→ **WRITTEN REQUEST**
Write out all of the records precisely. Skip anything that is a picture.
* start STORED DATA *
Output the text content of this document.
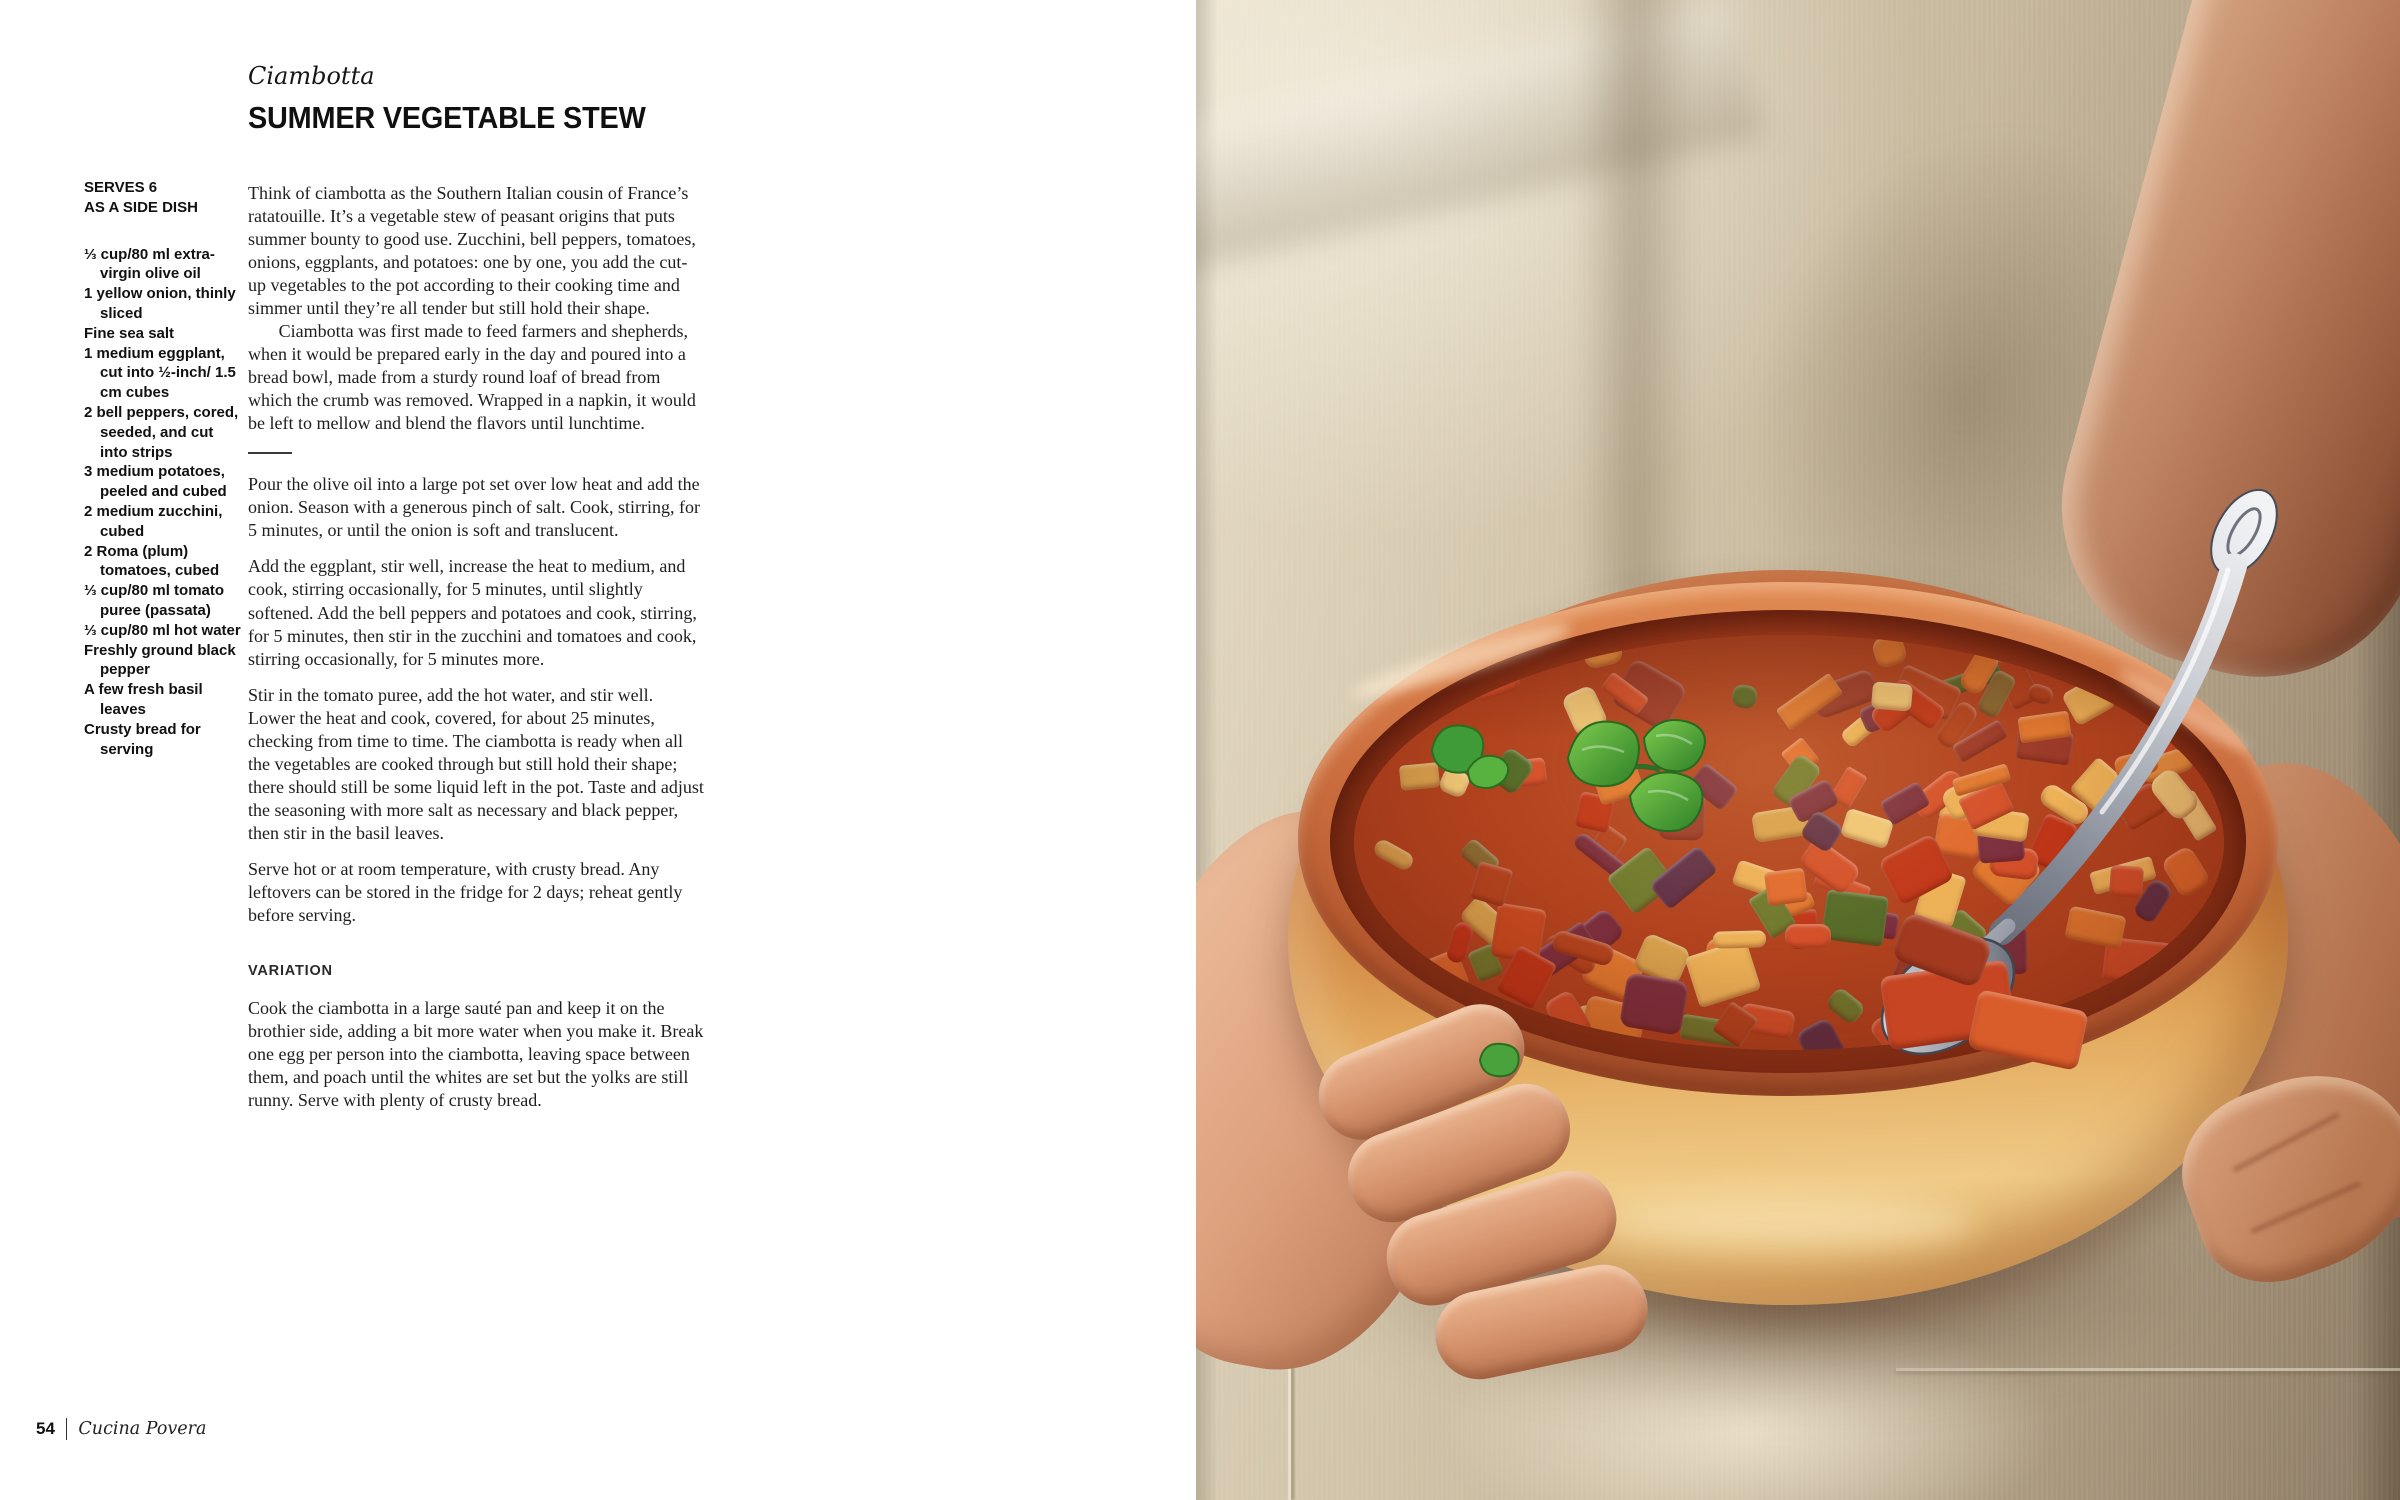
SERVES 6
AS A SIDE DISH
⅓ cup/80 ml extra-virgin olive oil
1 yellow onion, thinly sliced
Fine sea salt
1 medium eggplant, cut into ½-inch/ 1.5 cm cubes
2 bell peppers, cored, seeded, and cut into strips
3 medium potatoes, peeled and cubed
2 medium zucchini, cubed
2 Roma (plum) tomatoes, cubed
⅓ cup/80 ml tomato puree (passata)
⅓ cup/80 ml hot water
Freshly ground black pepper
A few fresh basil leaves
Crusty bread for serving
Ciambotta
SUMMER VEGETABLE STEW

Think of ciambotta as the Southern Italian cousin of France’s ratatouille. It’s a vegetable stew of peasant origins that puts summer bounty to good use. Zucchini, bell peppers, tomatoes, onions, eggplants, and potatoes: one by one, you add the cut-up vegetables to the pot according to their cooking time and simmer until they’re all tender but still hold their shape.

Ciambotta was first made to feed farmers and shepherds, when it would be prepared early in the day and poured into a bread bowl, made from a sturdy round loaf of bread from which the crumb was removed. Wrapped in a napkin, it would be left to mellow and blend the flavors until lunchtime.

Pour the olive oil into a large pot set over low heat and add the onion. Season with a generous pinch of salt. Cook, stirring, for 5 minutes, or until the onion is soft and translucent.

Add the eggplant, stir well, increase the heat to medium, and cook, stirring occasionally, for 5 minutes, until slightly softened. Add the bell peppers and potatoes and cook, stirring, for 5 minutes, then stir in the zucchini and tomatoes and cook, stirring occasionally, for 5 minutes more.

Stir in the tomato puree, add the hot water, and stir well. Lower the heat and cook, covered, for about 25 minutes, checking from time to time. The ciambotta is ready when all the vegetables are cooked through but still hold their shape; there should still be some liquid left in the pot. Taste and adjust the seasoning with more salt as necessary and black pepper, then stir in the basil leaves.

Serve hot or at room temperature, with crusty bread. Any leftovers can be stored in the fridge for 2 days; reheat gently before serving.

VARIATION

Cook the ciambotta in a large sauté pan and keep it on the brothier side, adding a bit more water when you make it. Break one egg per person into the ciambotta, leaving space between them, and poach until the whites are set but the yolks are still runny. Serve with plenty of crusty bread.

54 Cucina Povera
* end STORED DATA *
→ **TASK OUTPUT**
Output the text content of this document.
SERVES 6
AS A SIDE DISH
⅓ cup/80 ml extra-virgin olive oil
1 yellow onion, thinly sliced
Fine sea salt
1 medium eggplant, cut into ½-inch/ 1.5 cm cubes
2 bell peppers, cored, seeded, and cut into strips
3 medium potatoes, peeled and cubed
2 medium zucchini, cubed
2 Roma (plum) tomatoes, cubed
⅓ cup/80 ml tomato puree (passata)
⅓ cup/80 ml hot water
Freshly ground black pepper
A few fresh basil leaves
Crusty bread for serving
Ciambotta
SUMMER VEGETABLE STEW

Think of ciambotta as the Southern Italian cousin of France’s ratatouille. It’s a vegetable stew of peasant origins that puts summer bounty to good use. Zucchini, bell peppers, tomatoes, onions, eggplants, and potatoes: one by one, you add the cut-up vegetables to the pot according to their cooking time and simmer until they’re all tender but still hold their shape.

Ciambotta was first made to feed farmers and shepherds, when it would be prepared early in the day and poured into a bread bowl, made from a sturdy round loaf of bread from which the crumb was removed. Wrapped in a napkin, it would be left to mellow and blend the flavors until lunchtime.

Pour the olive oil into a large pot set over low heat and add the onion. Season with a generous pinch of salt. Cook, stirring, for 5 minutes, or until the onion is soft and translucent.

Add the eggplant, stir well, increase the heat to medium, and cook, stirring occasionally, for 5 minutes, until slightly softened. Add the bell peppers and potatoes and cook, stirring, for 5 minutes, then stir in the zucchini and tomatoes and cook, stirring occasionally, for 5 minutes more.

Stir in the tomato puree, add the hot water, and stir well. Lower the heat and cook, covered, for about 25 minutes, checking from time to time. The ciambotta is ready when all the vegetables are cooked through but still hold their shape; there should still be some liquid left in the pot. Taste and adjust the seasoning with more salt as necessary and black pepper, then stir in the basil leaves.

Serve hot or at room temperature, with crusty bread. Any leftovers can be stored in the fridge for 2 days; reheat gently before serving.

VARIATION

Cook the ciambotta in a large sauté pan and keep it on the brothier side, adding a bit more water when you make it. Break one egg per person into the ciambotta, leaving space between them, and poach until the whites are set but the yolks are still runny. Serve with plenty of crusty bread.

54 Cucina Povera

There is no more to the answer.